Records supplied
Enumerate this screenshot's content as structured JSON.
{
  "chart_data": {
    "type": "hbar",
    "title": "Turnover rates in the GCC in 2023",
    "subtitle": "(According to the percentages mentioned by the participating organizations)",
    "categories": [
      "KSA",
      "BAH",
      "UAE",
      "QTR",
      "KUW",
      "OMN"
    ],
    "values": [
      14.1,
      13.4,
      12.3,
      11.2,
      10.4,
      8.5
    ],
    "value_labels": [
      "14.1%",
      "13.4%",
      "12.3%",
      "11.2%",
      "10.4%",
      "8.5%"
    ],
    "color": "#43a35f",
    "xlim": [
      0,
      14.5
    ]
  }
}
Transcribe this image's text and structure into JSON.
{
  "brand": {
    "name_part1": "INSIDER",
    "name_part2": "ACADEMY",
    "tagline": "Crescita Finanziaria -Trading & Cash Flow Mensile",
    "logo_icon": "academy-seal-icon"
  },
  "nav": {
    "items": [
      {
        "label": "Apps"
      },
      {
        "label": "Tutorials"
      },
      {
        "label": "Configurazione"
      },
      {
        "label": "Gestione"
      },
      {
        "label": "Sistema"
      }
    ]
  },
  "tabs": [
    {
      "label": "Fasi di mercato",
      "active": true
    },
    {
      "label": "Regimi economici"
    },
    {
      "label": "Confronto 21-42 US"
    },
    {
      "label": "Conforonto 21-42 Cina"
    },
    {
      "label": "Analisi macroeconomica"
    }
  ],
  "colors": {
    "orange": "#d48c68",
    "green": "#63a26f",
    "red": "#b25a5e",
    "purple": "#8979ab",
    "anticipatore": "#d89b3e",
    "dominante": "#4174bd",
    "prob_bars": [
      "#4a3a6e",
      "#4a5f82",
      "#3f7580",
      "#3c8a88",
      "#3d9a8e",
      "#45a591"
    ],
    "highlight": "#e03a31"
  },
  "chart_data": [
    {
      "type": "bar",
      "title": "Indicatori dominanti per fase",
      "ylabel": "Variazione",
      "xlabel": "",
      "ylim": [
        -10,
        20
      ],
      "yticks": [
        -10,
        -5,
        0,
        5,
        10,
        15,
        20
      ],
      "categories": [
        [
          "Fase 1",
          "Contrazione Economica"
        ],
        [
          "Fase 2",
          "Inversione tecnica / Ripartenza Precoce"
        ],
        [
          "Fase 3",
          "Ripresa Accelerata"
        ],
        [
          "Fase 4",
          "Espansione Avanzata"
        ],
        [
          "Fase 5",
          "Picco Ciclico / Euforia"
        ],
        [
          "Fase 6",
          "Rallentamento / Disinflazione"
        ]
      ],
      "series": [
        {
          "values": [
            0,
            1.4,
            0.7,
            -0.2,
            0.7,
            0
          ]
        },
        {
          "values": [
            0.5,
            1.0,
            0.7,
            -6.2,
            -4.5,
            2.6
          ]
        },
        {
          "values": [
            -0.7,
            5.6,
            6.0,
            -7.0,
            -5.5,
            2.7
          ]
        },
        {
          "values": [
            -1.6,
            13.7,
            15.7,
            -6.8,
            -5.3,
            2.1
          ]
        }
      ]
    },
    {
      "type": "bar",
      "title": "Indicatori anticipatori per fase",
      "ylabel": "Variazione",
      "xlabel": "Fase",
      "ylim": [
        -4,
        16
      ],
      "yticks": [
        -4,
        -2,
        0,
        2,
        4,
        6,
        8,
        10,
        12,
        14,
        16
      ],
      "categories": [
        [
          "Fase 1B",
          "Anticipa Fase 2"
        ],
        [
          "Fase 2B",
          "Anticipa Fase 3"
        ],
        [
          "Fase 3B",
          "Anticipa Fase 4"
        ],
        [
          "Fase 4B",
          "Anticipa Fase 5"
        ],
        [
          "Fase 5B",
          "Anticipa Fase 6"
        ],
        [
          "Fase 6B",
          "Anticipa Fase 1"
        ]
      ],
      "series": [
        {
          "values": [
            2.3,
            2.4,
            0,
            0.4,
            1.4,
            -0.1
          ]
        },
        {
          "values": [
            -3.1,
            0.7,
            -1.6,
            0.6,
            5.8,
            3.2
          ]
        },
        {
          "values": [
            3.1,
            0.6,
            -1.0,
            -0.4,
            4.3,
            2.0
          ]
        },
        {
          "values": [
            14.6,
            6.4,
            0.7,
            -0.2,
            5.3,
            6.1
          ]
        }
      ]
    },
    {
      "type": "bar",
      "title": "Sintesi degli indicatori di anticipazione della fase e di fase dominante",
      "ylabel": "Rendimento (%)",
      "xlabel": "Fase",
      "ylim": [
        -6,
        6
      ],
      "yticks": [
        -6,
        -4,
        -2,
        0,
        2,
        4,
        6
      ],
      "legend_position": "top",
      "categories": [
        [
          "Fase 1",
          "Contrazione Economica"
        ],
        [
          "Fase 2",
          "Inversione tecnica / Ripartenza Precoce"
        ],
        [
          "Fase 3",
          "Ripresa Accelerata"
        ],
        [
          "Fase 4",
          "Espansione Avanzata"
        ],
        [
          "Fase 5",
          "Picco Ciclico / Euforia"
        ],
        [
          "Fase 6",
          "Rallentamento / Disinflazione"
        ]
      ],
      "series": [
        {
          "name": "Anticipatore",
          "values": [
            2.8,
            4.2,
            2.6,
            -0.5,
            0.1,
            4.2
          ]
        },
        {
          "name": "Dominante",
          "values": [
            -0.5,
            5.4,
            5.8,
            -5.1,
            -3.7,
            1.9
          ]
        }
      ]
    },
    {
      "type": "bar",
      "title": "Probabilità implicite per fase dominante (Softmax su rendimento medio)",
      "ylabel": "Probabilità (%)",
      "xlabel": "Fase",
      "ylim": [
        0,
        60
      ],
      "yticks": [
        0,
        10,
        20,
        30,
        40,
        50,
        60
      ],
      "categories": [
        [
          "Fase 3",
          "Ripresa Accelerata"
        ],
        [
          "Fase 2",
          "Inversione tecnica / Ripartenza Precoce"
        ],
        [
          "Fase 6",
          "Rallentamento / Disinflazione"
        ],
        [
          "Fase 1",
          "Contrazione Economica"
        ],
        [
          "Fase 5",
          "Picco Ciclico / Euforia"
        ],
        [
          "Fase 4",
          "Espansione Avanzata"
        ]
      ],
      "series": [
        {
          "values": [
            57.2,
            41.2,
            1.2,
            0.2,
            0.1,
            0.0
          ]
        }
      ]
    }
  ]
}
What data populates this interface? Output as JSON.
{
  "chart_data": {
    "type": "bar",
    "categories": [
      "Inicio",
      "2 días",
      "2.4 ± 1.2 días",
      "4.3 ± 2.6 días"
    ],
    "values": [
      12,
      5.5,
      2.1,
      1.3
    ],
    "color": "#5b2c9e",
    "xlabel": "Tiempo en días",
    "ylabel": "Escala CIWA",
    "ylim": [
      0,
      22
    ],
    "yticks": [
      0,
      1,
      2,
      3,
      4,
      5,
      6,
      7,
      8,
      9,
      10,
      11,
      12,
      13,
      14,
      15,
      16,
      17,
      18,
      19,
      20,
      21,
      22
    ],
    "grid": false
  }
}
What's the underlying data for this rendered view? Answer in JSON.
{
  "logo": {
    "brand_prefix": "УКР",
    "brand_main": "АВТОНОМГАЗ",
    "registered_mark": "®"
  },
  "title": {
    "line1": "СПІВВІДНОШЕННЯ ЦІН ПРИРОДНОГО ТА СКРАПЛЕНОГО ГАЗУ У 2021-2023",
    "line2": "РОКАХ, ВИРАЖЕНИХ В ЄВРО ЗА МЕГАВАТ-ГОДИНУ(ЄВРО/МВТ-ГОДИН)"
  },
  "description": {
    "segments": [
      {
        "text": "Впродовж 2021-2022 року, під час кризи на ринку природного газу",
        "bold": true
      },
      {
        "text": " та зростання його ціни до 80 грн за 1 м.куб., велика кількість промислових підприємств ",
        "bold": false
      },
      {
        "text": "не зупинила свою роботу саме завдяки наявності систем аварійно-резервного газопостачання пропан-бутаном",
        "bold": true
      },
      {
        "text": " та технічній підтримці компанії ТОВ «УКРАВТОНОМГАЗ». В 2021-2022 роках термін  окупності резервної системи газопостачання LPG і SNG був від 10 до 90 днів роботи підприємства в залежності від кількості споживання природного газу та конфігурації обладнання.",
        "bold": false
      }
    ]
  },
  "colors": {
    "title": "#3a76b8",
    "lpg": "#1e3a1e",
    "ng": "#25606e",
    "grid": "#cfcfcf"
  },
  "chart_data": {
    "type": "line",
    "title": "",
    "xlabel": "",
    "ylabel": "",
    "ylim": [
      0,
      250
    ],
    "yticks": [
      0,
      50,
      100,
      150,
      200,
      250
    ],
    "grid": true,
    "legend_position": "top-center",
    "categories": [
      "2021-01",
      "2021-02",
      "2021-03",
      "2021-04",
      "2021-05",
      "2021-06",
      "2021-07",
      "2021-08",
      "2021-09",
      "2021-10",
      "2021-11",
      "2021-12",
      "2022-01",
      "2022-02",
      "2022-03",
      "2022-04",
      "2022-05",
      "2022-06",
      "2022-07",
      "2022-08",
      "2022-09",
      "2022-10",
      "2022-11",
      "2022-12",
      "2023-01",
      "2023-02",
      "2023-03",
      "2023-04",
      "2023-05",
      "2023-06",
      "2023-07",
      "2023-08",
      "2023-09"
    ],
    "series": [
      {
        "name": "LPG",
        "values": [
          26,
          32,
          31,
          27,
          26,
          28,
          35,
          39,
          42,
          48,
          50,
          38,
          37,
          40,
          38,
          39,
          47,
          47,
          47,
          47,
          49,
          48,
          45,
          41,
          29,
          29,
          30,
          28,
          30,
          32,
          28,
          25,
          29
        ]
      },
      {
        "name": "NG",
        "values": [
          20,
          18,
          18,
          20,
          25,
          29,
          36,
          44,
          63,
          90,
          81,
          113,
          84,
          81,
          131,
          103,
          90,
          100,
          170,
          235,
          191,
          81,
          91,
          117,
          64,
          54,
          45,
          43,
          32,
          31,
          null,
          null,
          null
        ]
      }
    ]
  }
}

Requirement
Search the entries for the word "días" and gather every line where it appears.

Response to the task
      "2 días",
      "2.4 ± 1.2 días",
      "4.3 ± 2.6 días"
    "xlabel": "Tiempo en días",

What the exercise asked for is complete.